───── Exercise input

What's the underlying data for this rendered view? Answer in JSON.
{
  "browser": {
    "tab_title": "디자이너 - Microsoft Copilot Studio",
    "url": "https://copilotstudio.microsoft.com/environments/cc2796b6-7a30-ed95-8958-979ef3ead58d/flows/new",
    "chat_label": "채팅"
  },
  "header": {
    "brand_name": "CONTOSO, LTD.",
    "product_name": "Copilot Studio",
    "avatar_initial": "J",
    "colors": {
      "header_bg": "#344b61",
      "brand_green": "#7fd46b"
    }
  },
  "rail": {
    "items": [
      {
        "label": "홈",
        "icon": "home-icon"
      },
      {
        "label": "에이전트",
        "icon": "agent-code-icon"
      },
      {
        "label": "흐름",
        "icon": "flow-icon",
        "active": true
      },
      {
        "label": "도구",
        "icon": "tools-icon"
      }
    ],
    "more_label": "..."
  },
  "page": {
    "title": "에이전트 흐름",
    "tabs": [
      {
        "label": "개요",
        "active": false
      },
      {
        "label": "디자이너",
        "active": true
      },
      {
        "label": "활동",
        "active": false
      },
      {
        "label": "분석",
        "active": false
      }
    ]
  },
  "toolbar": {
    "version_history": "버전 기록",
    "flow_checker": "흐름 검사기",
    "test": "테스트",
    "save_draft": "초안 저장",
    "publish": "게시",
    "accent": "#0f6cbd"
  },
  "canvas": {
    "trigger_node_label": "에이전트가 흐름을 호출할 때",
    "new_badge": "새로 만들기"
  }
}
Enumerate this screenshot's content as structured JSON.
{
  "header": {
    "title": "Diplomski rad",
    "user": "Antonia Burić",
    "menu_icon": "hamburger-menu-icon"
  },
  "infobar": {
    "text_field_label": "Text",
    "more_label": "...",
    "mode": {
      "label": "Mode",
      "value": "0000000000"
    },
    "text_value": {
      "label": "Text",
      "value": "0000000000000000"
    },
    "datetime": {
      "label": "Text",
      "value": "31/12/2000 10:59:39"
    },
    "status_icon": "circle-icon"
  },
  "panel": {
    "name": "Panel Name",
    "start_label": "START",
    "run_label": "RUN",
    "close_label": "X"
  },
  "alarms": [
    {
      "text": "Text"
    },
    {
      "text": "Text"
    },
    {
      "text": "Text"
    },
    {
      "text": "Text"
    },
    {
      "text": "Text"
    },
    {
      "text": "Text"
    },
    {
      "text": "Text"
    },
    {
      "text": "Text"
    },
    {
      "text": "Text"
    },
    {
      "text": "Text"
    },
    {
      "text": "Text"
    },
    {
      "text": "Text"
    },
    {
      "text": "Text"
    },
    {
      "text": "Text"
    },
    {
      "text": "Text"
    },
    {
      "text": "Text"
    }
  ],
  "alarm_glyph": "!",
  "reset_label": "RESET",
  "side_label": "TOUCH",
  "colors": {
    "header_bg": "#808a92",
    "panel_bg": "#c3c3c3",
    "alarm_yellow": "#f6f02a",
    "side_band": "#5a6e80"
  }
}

──────────

:: Aim of the task ::
Identify each line in the records above that contains the word "this", and copy it out in full.

:: Written solution ::
What's the underlying data for this rendered view? Answer in JSON.
Enumerate this screenshot's content as structured JSON.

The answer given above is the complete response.